[Problem to work on] Retype each record shown below, leaving every character as it is.

Data records:
**********
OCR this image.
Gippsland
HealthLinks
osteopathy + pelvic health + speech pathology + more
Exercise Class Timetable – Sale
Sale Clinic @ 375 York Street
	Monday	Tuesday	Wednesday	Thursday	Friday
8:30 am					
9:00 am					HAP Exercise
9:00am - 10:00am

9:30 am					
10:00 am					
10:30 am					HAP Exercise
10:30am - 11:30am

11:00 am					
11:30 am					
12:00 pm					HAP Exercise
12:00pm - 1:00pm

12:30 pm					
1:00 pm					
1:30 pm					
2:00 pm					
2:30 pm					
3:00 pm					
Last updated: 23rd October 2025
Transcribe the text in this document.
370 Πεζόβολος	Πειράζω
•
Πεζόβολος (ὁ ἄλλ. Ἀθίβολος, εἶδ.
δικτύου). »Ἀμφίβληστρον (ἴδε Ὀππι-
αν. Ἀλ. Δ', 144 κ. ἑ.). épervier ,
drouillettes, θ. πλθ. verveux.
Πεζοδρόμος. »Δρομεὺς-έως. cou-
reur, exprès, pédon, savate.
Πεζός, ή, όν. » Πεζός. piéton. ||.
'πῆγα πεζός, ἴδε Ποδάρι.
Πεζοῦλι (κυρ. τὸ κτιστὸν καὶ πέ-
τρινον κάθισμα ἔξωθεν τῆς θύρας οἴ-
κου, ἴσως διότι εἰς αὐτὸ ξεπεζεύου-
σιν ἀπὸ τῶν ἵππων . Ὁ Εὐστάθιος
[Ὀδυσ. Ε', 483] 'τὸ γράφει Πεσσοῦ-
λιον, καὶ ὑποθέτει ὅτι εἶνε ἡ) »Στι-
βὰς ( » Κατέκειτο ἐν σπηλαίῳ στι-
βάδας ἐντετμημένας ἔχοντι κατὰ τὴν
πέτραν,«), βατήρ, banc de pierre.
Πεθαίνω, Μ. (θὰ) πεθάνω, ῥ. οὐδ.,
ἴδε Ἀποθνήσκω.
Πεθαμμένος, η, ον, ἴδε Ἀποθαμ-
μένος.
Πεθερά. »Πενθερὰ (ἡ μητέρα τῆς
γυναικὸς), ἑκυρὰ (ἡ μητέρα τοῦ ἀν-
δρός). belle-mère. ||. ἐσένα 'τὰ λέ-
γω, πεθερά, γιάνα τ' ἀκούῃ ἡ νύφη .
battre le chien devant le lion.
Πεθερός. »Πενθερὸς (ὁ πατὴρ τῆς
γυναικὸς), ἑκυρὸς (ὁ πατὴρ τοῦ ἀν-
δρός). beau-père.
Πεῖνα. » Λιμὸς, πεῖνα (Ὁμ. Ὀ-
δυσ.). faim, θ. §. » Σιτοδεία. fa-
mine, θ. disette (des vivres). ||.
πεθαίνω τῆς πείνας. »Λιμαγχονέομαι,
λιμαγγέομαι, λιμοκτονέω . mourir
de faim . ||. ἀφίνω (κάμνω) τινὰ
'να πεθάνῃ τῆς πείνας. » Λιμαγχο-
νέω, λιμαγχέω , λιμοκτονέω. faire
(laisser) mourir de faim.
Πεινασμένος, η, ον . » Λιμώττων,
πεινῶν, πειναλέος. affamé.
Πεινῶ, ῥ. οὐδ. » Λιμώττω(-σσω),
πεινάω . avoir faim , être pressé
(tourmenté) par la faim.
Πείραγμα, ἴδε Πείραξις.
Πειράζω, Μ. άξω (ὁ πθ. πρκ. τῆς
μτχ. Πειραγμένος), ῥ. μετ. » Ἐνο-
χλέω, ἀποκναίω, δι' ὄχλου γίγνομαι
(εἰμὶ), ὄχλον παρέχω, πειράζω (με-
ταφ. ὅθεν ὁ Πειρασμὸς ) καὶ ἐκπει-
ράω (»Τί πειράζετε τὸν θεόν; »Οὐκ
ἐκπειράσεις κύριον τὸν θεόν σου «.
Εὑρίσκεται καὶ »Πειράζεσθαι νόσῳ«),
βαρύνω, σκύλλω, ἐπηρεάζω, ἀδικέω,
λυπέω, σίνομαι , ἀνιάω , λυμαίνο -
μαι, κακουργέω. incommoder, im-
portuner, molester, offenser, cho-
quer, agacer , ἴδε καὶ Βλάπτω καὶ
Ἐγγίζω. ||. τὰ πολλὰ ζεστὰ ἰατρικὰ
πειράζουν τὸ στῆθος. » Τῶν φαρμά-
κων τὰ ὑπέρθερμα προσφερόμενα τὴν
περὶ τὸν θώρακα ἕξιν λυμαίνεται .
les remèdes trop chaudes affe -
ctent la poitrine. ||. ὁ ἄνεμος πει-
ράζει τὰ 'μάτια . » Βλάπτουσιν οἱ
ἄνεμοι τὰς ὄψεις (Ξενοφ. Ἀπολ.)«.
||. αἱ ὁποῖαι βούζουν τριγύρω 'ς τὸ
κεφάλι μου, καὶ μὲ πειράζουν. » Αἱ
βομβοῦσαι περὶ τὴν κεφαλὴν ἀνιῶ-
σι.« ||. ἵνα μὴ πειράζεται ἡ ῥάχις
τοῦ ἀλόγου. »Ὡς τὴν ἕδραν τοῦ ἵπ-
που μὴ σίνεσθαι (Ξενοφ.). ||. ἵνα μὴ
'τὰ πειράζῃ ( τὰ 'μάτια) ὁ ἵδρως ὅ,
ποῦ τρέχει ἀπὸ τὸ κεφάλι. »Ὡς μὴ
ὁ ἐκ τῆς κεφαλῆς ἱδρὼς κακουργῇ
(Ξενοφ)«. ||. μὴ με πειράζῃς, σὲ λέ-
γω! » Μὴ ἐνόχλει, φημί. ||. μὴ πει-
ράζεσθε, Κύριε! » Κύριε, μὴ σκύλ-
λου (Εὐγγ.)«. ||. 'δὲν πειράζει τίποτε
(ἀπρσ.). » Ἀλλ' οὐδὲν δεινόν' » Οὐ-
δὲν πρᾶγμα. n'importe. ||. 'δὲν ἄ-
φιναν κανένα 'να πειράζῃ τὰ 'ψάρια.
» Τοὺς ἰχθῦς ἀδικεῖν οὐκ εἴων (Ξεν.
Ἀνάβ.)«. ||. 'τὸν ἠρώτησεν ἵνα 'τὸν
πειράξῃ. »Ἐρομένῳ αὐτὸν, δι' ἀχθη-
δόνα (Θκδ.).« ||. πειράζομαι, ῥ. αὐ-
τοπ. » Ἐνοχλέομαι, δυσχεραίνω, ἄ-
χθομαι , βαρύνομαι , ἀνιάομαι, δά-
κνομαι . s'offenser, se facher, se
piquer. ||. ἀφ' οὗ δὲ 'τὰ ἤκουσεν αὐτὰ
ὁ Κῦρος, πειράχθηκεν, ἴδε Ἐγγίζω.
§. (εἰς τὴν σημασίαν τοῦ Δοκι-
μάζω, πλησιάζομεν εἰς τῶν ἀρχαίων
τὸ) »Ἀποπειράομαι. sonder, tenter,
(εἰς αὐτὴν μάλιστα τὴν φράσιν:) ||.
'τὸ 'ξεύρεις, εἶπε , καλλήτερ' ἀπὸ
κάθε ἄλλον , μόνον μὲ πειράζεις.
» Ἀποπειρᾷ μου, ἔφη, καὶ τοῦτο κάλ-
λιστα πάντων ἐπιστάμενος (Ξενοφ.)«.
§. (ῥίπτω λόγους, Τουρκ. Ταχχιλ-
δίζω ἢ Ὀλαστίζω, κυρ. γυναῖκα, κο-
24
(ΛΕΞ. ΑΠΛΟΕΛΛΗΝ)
**********
[Correct result]
OCR this image.
Gippsland
HealthLinks
osteopathy + pelvic health + speech pathology + more
Exercise Class Timetable – Sale
Sale Clinic @ 375 York Street
	Monday	Tuesday	Wednesday	Thursday	Friday
8:30 am					
9:00 am					HAP Exercise
9:00am - 10:00am

9:30 am					
10:00 am					
10:30 am					HAP Exercise
10:30am - 11:30am

11:00 am					
11:30 am					
12:00 pm					HAP Exercise
12:00pm - 1:00pm

12:30 pm					
1:00 pm					
1:30 pm					
2:00 pm					
2:30 pm					
3:00 pm					
Last updated: 23rd October 2025
Transcribe the text in this document.
370 Πεζόβολος	Πειράζω
•
Πεζόβολος (ὁ ἄλλ. Ἀθίβολος, εἶδ.
δικτύου). »Ἀμφίβληστρον (ἴδε Ὀππι-
αν. Ἀλ. Δ', 144 κ. ἑ.). épervier ,
drouillettes, θ. πλθ. verveux.
Πεζοδρόμος. »Δρομεὺς-έως. cou-
reur, exprès, pédon, savate.
Πεζός, ή, όν. » Πεζός. piéton. ||.
'πῆγα πεζός, ἴδε Ποδάρι.
Πεζοῦλι (κυρ. τὸ κτιστὸν καὶ πέ-
τρινον κάθισμα ἔξωθεν τῆς θύρας οἴ-
κου, ἴσως διότι εἰς αὐτὸ ξεπεζεύου-
σιν ἀπὸ τῶν ἵππων . Ὁ Εὐστάθιος
[Ὀδυσ. Ε', 483] 'τὸ γράφει Πεσσοῦ-
λιον, καὶ ὑποθέτει ὅτι εἶνε ἡ) »Στι-
βὰς ( » Κατέκειτο ἐν σπηλαίῳ στι-
βάδας ἐντετμημένας ἔχοντι κατὰ τὴν
πέτραν,«), βατήρ, banc de pierre.
Πεθαίνω, Μ. (θὰ) πεθάνω, ῥ. οὐδ.,
ἴδε Ἀποθνήσκω.
Πεθαμμένος, η, ον, ἴδε Ἀποθαμ-
μένος.
Πεθερά. »Πενθερὰ (ἡ μητέρα τῆς
γυναικὸς), ἑκυρὰ (ἡ μητέρα τοῦ ἀν-
δρός). belle-mère. ||. ἐσένα 'τὰ λέ-
γω, πεθερά, γιάνα τ' ἀκούῃ ἡ νύφη .
battre le chien devant le lion.
Πεθερός. »Πενθερὸς (ὁ πατὴρ τῆς
γυναικὸς), ἑκυρὸς (ὁ πατὴρ τοῦ ἀν-
δρός). beau-père.
Πεῖνα. » Λιμὸς, πεῖνα (Ὁμ. Ὀ-
δυσ.). faim, θ. §. » Σιτοδεία. fa-
mine, θ. disette (des vivres). ||.
πεθαίνω τῆς πείνας. »Λιμαγχονέομαι,
λιμαγγέομαι, λιμοκτονέω . mourir
de faim . ||. ἀφίνω (κάμνω) τινὰ
'να πεθάνῃ τῆς πείνας. » Λιμαγχο-
νέω, λιμαγχέω , λιμοκτονέω. faire
(laisser) mourir de faim.
Πεινασμένος, η, ον . » Λιμώττων,
πεινῶν, πειναλέος. affamé.
Πεινῶ, ῥ. οὐδ. » Λιμώττω(-σσω),
πεινάω . avoir faim , être pressé
(tourmenté) par la faim.
Πείραγμα, ἴδε Πείραξις.
Πειράζω, Μ. άξω (ὁ πθ. πρκ. τῆς
μτχ. Πειραγμένος), ῥ. μετ. » Ἐνο-
χλέω, ἀποκναίω, δι' ὄχλου γίγνομαι
(εἰμὶ), ὄχλον παρέχω, πειράζω (με-
ταφ. ὅθεν ὁ Πειρασμὸς ) καὶ ἐκπει-
ράω (»Τί πειράζετε τὸν θεόν; »Οὐκ
ἐκπειράσεις κύριον τὸν θεόν σου «.
Εὑρίσκεται καὶ »Πειράζεσθαι νόσῳ«),
βαρύνω, σκύλλω, ἐπηρεάζω, ἀδικέω,
λυπέω, σίνομαι , ἀνιάω , λυμαίνο -
μαι, κακουργέω. incommoder, im-
portuner, molester, offenser, cho-
quer, agacer , ἴδε καὶ Βλάπτω καὶ
Ἐγγίζω. ||. τὰ πολλὰ ζεστὰ ἰατρικὰ
πειράζουν τὸ στῆθος. » Τῶν φαρμά-
κων τὰ ὑπέρθερμα προσφερόμενα τὴν
περὶ τὸν θώρακα ἕξιν λυμαίνεται .
les remèdes trop chaudes affe -
ctent la poitrine. ||. ὁ ἄνεμος πει-
ράζει τὰ 'μάτια . » Βλάπτουσιν οἱ
ἄνεμοι τὰς ὄψεις (Ξενοφ. Ἀπολ.)«.
||. αἱ ὁποῖαι βούζουν τριγύρω 'ς τὸ
κεφάλι μου, καὶ μὲ πειράζουν. » Αἱ
βομβοῦσαι περὶ τὴν κεφαλὴν ἀνιῶ-
σι.« ||. ἵνα μὴ πειράζεται ἡ ῥάχις
τοῦ ἀλόγου. »Ὡς τὴν ἕδραν τοῦ ἵπ-
που μὴ σίνεσθαι (Ξενοφ.). ||. ἵνα μὴ
'τὰ πειράζῃ ( τὰ 'μάτια) ὁ ἵδρως ὅ,
ποῦ τρέχει ἀπὸ τὸ κεφάλι. »Ὡς μὴ
ὁ ἐκ τῆς κεφαλῆς ἱδρὼς κακουργῇ
(Ξενοφ)«. ||. μὴ με πειράζῃς, σὲ λέ-
γω! » Μὴ ἐνόχλει, φημί. ||. μὴ πει-
ράζεσθε, Κύριε! » Κύριε, μὴ σκύλ-
λου (Εὐγγ.)«. ||. 'δὲν πειράζει τίποτε
(ἀπρσ.). » Ἀλλ' οὐδὲν δεινόν' » Οὐ-
δὲν πρᾶγμα. n'importe. ||. 'δὲν ἄ-
φιναν κανένα 'να πειράζῃ τὰ 'ψάρια.
» Τοὺς ἰχθῦς ἀδικεῖν οὐκ εἴων (Ξεν.
Ἀνάβ.)«. ||. 'τὸν ἠρώτησεν ἵνα 'τὸν
πειράξῃ. »Ἐρομένῳ αὐτὸν, δι' ἀχθη-
δόνα (Θκδ.).« ||. πειράζομαι, ῥ. αὐ-
τοπ. » Ἐνοχλέομαι, δυσχεραίνω, ἄ-
χθομαι , βαρύνομαι , ἀνιάομαι, δά-
κνομαι . s'offenser, se facher, se
piquer. ||. ἀφ' οὗ δὲ 'τὰ ἤκουσεν αὐτὰ
ὁ Κῦρος, πειράχθηκεν, ἴδε Ἐγγίζω.
§. (εἰς τὴν σημασίαν τοῦ Δοκι-
μάζω, πλησιάζομεν εἰς τῶν ἀρχαίων
τὸ) »Ἀποπειράομαι. sonder, tenter,
(εἰς αὐτὴν μάλιστα τὴν φράσιν:) ||.
'τὸ 'ξεύρεις, εἶπε , καλλήτερ' ἀπὸ
κάθε ἄλλον , μόνον μὲ πειράζεις.
» Ἀποπειρᾷ μου, ἔφη, καὶ τοῦτο κάλ-
λιστα πάντων ἐπιστάμενος (Ξενοφ.)«.
§. (ῥίπτω λόγους, Τουρκ. Ταχχιλ-
δίζω ἢ Ὀλαστίζω, κυρ. γυναῖκα, κο-
24
(ΛΕΞ. ΑΠΛΟΕΛΛΗΝ)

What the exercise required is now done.